___ Data to process

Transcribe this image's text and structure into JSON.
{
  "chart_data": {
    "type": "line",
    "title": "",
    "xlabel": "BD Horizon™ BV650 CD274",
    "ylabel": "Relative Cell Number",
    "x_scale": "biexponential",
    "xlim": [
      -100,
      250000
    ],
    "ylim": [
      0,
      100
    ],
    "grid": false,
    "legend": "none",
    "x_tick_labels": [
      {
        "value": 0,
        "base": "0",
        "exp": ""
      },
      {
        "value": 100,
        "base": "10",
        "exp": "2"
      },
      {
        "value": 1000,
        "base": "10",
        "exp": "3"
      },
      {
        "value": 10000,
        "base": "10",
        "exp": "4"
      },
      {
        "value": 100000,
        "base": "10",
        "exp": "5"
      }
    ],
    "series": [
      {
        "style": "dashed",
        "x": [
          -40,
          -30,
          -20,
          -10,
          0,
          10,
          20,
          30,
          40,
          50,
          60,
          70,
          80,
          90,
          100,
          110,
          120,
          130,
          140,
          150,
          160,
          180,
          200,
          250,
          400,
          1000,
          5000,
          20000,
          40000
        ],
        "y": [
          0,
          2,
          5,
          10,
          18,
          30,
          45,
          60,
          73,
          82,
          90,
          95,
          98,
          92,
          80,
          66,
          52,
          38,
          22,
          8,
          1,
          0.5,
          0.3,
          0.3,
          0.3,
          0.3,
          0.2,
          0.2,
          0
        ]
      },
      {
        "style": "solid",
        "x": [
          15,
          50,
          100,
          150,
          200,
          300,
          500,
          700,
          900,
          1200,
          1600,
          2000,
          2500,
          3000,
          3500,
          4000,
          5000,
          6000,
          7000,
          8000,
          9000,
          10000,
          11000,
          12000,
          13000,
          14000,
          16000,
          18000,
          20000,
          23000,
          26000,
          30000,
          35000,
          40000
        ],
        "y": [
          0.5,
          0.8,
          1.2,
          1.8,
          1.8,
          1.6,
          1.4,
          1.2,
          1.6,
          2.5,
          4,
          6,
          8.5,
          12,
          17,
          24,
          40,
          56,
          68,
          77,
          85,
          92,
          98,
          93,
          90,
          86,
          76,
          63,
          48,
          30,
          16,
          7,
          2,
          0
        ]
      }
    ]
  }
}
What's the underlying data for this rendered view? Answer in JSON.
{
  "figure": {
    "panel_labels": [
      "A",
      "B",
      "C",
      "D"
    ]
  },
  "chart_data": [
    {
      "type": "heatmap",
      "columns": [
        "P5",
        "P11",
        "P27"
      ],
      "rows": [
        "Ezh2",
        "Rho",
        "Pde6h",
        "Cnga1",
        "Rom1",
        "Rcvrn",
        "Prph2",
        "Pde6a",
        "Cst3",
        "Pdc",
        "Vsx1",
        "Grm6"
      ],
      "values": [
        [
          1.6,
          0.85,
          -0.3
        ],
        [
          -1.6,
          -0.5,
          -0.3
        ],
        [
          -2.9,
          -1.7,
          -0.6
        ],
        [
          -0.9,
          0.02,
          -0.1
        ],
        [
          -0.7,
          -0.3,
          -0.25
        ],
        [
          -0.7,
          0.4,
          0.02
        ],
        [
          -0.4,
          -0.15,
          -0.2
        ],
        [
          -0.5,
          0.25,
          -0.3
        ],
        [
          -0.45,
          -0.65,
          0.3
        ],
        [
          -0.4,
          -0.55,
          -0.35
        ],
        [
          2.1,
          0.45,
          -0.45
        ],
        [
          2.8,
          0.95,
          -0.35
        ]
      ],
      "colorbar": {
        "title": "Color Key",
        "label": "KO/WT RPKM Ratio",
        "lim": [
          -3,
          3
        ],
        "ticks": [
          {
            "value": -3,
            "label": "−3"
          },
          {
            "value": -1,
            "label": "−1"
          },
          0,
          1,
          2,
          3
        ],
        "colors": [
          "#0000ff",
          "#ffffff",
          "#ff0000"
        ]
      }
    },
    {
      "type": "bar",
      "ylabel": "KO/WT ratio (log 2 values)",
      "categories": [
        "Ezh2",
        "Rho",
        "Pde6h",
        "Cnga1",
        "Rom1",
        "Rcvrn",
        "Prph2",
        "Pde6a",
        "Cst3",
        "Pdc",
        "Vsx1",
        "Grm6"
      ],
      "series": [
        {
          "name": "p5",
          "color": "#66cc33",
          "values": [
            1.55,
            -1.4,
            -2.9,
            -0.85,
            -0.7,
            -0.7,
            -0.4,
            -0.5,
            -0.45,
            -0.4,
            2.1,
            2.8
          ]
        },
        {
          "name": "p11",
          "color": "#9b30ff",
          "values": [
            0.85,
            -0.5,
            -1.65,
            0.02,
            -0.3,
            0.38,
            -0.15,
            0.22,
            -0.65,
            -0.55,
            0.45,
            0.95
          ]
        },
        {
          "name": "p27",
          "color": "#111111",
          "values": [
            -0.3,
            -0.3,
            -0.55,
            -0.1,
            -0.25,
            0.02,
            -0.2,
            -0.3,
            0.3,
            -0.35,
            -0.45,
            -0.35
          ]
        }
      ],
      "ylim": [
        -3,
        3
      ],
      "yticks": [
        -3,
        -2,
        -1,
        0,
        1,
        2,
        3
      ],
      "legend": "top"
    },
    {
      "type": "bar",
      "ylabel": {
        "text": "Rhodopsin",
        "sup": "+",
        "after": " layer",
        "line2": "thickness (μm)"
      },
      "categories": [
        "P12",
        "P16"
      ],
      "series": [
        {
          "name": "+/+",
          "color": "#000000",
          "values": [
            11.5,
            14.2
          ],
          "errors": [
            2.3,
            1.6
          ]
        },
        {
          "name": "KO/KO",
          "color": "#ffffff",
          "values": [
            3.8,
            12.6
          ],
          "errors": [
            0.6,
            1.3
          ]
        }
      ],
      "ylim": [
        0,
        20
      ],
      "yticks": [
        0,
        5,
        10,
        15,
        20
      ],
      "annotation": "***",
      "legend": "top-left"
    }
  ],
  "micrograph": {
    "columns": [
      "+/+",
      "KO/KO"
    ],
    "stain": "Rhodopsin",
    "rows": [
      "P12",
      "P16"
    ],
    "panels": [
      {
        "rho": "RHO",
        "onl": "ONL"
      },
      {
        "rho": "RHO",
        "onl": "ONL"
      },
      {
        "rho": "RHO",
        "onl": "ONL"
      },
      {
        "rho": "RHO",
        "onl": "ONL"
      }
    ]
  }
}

______

Print every record exactly as it was given.

Answer for this exercise
Transcribe this image's text and structure into JSON.
{
  "chart_data": {
    "type": "line",
    "title": "",
    "xlabel": "BD Horizon™ BV650 CD274",
    "ylabel": "Relative Cell Number",
    "x_scale": "biexponential",
    "xlim": [
      -100,
      250000
    ],
    "ylim": [
      0,
      100
    ],
    "grid": false,
    "legend": "none",
    "x_tick_labels": [
      {
        "value": 0,
        "base": "0",
        "exp": ""
      },
      {
        "value": 100,
        "base": "10",
        "exp": "2"
      },
      {
        "value": 1000,
        "base": "10",
        "exp": "3"
      },
      {
        "value": 10000,
        "base": "10",
        "exp": "4"
      },
      {
        "value": 100000,
        "base": "10",
        "exp": "5"
      }
    ],
    "series": [
      {
        "style": "dashed",
        "x": [
          -40,
          -30,
          -20,
          -10,
          0,
          10,
          20,
          30,
          40,
          50,
          60,
          70,
          80,
          90,
          100,
          110,
          120,
          130,
          140,
          150,
          160,
          180,
          200,
          250,
          400,
          1000,
          5000,
          20000,
          40000
        ],
        "y": [
          0,
          2,
          5,
          10,
          18,
          30,
          45,
          60,
          73,
          82,
          90,
          95,
          98,
          92,
          80,
          66,
          52,
          38,
          22,
          8,
          1,
          0.5,
          0.3,
          0.3,
          0.3,
          0.3,
          0.2,
          0.2,
          0
        ]
      },
      {
        "style": "solid",
        "x": [
          15,
          50,
          100,
          150,
          200,
          300,
          500,
          700,
          900,
          1200,
          1600,
          2000,
          2500,
          3000,
          3500,
          4000,
          5000,
          6000,
          7000,
          8000,
          9000,
          10000,
          11000,
          12000,
          13000,
          14000,
          16000,
          18000,
          20000,
          23000,
          26000,
          30000,
          35000,
          40000
        ],
        "y": [
          0.5,
          0.8,
          1.2,
          1.8,
          1.8,
          1.6,
          1.4,
          1.2,
          1.6,
          2.5,
          4,
          6,
          8.5,
          12,
          17,
          24,
          40,
          56,
          68,
          77,
          85,
          92,
          98,
          93,
          90,
          86,
          76,
          63,
          48,
          30,
          16,
          7,
          2,
          0
        ]
      }
    ]
  }
}
What's the underlying data for this rendered view? Answer in JSON.
{
  "figure": {
    "panel_labels": [
      "A",
      "B",
      "C",
      "D"
    ]
  },
  "chart_data": [
    {
      "type": "heatmap",
      "columns": [
        "P5",
        "P11",
        "P27"
      ],
      "rows": [
        "Ezh2",
        "Rho",
        "Pde6h",
        "Cnga1",
        "Rom1",
        "Rcvrn",
        "Prph2",
        "Pde6a",
        "Cst3",
        "Pdc",
        "Vsx1",
        "Grm6"
      ],
      "values": [
        [
          1.6,
          0.85,
          -0.3
        ],
        [
          -1.6,
          -0.5,
          -0.3
        ],
        [
          -2.9,
          -1.7,
          -0.6
        ],
        [
          -0.9,
          0.02,
          -0.1
        ],
        [
          -0.7,
          -0.3,
          -0.25
        ],
        [
          -0.7,
          0.4,
          0.02
        ],
        [
          -0.4,
          -0.15,
          -0.2
        ],
        [
          -0.5,
          0.25,
          -0.3
        ],
        [
          -0.45,
          -0.65,
          0.3
        ],
        [
          -0.4,
          -0.55,
          -0.35
        ],
        [
          2.1,
          0.45,
          -0.45
        ],
        [
          2.8,
          0.95,
          -0.35
        ]
      ],
      "colorbar": {
        "title": "Color Key",
        "label": "KO/WT RPKM Ratio",
        "lim": [
          -3,
          3
        ],
        "ticks": [
          {
            "value": -3,
            "label": "−3"
          },
          {
            "value": -1,
            "label": "−1"
          },
          0,
          1,
          2,
          3
        ],
        "colors": [
          "#0000ff",
          "#ffffff",
          "#ff0000"
        ]
      }
    },
    {
      "type": "bar",
      "ylabel": "KO/WT ratio (log 2 values)",
      "categories": [
        "Ezh2",
        "Rho",
        "Pde6h",
        "Cnga1",
        "Rom1",
        "Rcvrn",
        "Prph2",
        "Pde6a",
        "Cst3",
        "Pdc",
        "Vsx1",
        "Grm6"
      ],
      "series": [
        {
          "name": "p5",
          "color": "#66cc33",
          "values": [
            1.55,
            -1.4,
            -2.9,
            -0.85,
            -0.7,
            -0.7,
            -0.4,
            -0.5,
            -0.45,
            -0.4,
            2.1,
            2.8
          ]
        },
        {
          "name": "p11",
          "color": "#9b30ff",
          "values": [
            0.85,
            -0.5,
            -1.65,
            0.02,
            -0.3,
            0.38,
            -0.15,
            0.22,
            -0.65,
            -0.55,
            0.45,
            0.95
          ]
        },
        {
          "name": "p27",
          "color": "#111111",
          "values": [
            -0.3,
            -0.3,
            -0.55,
            -0.1,
            -0.25,
            0.02,
            -0.2,
            -0.3,
            0.3,
            -0.35,
            -0.45,
            -0.35
          ]
        }
      ],
      "ylim": [
        -3,
        3
      ],
      "yticks": [
        -3,
        -2,
        -1,
        0,
        1,
        2,
        3
      ],
      "legend": "top"
    },
    {
      "type": "bar",
      "ylabel": {
        "text": "Rhodopsin",
        "sup": "+",
        "after": " layer",
        "line2": "thickness (μm)"
      },
      "categories": [
        "P12",
        "P16"
      ],
      "series": [
        {
          "name": "+/+",
          "color": "#000000",
          "values": [
            11.5,
            14.2
          ],
          "errors": [
            2.3,
            1.6
          ]
        },
        {
          "name": "KO/KO",
          "color": "#ffffff",
          "values": [
            3.8,
            12.6
          ],
          "errors": [
            0.6,
            1.3
          ]
        }
      ],
      "ylim": [
        0,
        20
      ],
      "yticks": [
        0,
        5,
        10,
        15,
        20
      ],
      "annotation": "***",
      "legend": "top-left"
    }
  ],
  "micrograph": {
    "columns": [
      "+/+",
      "KO/KO"
    ],
    "stain": "Rhodopsin",
    "rows": [
      "P12",
      "P16"
    ],
    "panels": [
      {
        "rho": "RHO",
        "onl": "ONL"
      },
      {
        "rho": "RHO",
        "onl": "ONL"
      },
      {
        "rho": "RHO",
        "onl": "ONL"
      },
      {
        "rho": "RHO",
        "onl": "ONL"
      }
    ]
  }
}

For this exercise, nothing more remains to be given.